Directions for this task → Return, copied verbatim, the lines between the one containing "Patent image size: (612, 462)." and the one containing "The arm of the examination object 6b", inclusive.

--- begin Rows ---

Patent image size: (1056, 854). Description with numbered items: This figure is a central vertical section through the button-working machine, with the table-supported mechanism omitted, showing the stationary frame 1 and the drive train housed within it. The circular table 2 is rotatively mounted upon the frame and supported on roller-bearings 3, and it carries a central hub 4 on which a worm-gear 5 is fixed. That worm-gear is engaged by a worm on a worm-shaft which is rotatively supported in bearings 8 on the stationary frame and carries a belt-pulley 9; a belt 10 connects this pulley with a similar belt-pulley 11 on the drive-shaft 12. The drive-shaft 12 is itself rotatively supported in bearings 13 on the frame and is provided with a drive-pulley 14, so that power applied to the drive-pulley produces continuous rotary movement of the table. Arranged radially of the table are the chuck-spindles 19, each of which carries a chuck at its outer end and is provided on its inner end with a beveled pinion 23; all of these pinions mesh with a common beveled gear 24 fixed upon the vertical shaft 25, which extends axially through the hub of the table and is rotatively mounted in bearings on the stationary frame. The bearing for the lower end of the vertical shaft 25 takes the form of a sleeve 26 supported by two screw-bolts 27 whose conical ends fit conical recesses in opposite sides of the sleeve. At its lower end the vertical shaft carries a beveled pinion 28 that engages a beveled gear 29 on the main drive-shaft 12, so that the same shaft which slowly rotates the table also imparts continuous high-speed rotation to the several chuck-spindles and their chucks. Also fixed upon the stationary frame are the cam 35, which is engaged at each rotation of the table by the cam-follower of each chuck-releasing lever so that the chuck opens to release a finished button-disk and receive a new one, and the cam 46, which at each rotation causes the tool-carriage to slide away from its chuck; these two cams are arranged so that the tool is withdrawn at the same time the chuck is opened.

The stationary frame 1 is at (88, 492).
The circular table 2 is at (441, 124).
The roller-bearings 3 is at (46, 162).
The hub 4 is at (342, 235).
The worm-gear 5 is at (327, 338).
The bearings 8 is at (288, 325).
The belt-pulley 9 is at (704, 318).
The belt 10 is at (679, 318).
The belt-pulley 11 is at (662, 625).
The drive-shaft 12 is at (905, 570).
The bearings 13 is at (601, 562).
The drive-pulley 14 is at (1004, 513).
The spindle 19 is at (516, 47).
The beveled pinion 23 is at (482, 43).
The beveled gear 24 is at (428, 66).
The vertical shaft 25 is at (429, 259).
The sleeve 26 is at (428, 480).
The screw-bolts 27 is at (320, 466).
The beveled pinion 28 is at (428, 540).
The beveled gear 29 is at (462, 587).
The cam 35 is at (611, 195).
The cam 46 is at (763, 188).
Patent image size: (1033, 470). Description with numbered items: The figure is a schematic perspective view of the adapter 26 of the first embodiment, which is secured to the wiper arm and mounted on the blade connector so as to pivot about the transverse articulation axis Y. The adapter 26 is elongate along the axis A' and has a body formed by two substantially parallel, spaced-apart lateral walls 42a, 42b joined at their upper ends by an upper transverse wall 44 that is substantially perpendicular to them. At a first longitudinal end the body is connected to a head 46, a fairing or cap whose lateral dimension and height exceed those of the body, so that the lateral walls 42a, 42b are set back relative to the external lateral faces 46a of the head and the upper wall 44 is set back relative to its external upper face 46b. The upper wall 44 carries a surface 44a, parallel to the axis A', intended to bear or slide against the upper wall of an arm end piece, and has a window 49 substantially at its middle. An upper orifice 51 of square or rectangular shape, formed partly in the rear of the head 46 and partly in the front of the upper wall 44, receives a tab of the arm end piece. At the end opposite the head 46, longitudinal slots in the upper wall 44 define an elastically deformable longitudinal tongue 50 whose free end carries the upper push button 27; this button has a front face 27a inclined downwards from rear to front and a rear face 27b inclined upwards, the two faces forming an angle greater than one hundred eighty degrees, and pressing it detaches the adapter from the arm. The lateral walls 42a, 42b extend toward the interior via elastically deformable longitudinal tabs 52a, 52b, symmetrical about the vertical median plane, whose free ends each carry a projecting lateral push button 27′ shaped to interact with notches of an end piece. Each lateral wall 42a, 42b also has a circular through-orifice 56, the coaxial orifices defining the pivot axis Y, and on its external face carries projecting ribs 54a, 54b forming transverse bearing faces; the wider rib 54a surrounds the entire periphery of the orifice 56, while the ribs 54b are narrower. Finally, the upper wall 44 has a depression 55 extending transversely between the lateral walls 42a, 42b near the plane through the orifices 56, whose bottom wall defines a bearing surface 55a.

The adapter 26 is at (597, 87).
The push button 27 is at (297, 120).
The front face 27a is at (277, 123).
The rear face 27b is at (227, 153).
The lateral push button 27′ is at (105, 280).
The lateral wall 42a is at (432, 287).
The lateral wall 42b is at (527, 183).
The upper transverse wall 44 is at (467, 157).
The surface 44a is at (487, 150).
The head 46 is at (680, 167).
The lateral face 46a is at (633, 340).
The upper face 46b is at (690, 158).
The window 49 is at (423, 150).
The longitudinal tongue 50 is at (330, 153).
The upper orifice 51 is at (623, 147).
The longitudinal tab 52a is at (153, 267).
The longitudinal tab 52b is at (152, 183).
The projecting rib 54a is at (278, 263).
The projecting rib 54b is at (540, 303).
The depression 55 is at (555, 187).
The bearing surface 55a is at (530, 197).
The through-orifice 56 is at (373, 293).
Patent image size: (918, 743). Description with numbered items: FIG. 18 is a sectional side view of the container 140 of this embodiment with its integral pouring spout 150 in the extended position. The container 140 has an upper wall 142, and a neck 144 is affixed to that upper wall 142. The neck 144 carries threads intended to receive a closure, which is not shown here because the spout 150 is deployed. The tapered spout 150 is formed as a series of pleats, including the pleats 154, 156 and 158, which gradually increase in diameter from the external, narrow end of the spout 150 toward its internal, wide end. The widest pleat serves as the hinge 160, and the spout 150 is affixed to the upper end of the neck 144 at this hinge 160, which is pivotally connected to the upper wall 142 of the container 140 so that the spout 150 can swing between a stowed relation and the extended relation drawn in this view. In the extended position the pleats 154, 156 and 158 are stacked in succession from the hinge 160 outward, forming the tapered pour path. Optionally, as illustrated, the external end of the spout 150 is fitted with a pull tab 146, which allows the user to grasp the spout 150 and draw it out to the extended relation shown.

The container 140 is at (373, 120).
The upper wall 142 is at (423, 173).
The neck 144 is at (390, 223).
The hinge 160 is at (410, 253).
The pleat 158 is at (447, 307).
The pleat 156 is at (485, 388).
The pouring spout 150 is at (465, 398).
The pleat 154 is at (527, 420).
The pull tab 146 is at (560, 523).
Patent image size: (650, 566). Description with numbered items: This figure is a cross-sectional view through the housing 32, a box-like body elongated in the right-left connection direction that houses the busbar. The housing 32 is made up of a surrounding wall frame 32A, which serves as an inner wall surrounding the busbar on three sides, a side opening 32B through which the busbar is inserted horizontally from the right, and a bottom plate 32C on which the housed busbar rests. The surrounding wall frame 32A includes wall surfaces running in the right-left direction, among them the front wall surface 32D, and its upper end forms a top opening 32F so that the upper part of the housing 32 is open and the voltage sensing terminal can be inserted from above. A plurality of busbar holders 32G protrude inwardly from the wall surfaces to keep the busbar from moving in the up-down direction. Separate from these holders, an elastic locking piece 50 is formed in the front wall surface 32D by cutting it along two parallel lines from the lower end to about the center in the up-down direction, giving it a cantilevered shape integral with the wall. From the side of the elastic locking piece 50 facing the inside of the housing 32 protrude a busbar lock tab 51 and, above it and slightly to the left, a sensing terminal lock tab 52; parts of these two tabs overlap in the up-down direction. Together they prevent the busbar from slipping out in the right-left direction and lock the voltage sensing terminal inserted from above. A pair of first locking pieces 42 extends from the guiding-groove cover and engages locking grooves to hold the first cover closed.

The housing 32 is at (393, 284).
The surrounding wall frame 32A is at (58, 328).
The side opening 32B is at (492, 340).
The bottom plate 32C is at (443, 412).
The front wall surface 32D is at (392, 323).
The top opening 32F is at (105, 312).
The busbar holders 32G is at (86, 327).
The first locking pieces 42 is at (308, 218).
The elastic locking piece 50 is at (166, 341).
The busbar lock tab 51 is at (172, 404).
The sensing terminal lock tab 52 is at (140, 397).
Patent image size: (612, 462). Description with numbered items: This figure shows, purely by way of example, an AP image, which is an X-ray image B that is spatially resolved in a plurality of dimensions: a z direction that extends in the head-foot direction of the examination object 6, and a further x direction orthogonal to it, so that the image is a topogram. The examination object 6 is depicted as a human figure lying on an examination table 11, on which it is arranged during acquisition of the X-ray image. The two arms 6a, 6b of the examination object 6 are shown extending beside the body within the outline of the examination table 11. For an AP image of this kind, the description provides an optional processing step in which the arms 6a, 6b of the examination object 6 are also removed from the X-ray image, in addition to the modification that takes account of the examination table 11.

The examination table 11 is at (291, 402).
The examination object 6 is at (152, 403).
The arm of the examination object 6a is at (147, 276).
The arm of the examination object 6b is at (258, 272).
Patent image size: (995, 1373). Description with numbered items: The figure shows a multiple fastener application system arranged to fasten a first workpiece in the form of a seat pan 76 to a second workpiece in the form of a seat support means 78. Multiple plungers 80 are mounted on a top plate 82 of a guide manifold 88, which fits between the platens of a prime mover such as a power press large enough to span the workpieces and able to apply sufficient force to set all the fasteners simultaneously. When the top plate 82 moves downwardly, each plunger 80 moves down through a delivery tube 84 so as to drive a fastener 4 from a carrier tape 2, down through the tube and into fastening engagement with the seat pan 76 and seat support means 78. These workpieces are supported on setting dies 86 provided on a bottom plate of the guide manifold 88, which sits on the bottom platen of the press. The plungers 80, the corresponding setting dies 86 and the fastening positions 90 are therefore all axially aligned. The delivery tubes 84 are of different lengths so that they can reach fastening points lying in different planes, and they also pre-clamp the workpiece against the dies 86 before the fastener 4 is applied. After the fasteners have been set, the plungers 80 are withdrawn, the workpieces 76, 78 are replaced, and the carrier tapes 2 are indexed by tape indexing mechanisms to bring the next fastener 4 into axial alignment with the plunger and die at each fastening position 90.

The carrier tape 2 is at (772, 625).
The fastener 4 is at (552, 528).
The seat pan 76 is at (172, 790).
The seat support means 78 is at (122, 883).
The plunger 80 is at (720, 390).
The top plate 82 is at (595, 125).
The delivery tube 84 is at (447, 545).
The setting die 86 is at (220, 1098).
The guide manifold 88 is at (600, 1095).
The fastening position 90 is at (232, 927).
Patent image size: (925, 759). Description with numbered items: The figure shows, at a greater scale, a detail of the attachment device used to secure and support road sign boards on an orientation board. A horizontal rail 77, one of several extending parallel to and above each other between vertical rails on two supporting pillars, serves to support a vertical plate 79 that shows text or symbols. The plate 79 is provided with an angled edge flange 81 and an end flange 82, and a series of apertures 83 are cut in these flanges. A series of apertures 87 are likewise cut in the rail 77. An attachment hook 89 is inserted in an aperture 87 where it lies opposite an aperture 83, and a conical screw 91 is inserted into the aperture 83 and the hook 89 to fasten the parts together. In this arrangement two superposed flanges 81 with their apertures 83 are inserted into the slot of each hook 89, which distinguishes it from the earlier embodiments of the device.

--- end Rows ---

Response below →
Patent image size: (612, 462). Description with numbered items: This figure shows, purely by way of example, an AP image, which is an X-ray image B that is spatially resolved in a plurality of dimensions: a z direction that extends in the head-foot direction of the examination object 6, and a further x direction orthogonal to it, so that the image is a topogram. The examination object 6 is depicted as a human figure lying on an examination table 11, on which it is arranged during acquisition of the X-ray image. The two arms 6a, 6b of the examination object 6 are shown extending beside the body within the outline of the examination table 11. For an AP image of this kind, the description provides an optional processing step in which the arms 6a, 6b of the examination object 6 are also removed from the X-ray image, in addition to the modification that takes account of the examination table 11.

The examination table 11 is at (291, 402).
The examination object 6 is at (152, 403).
The arm of the examination object 6a is at (147, 276).
The arm of the examination object 6b is at (258, 272).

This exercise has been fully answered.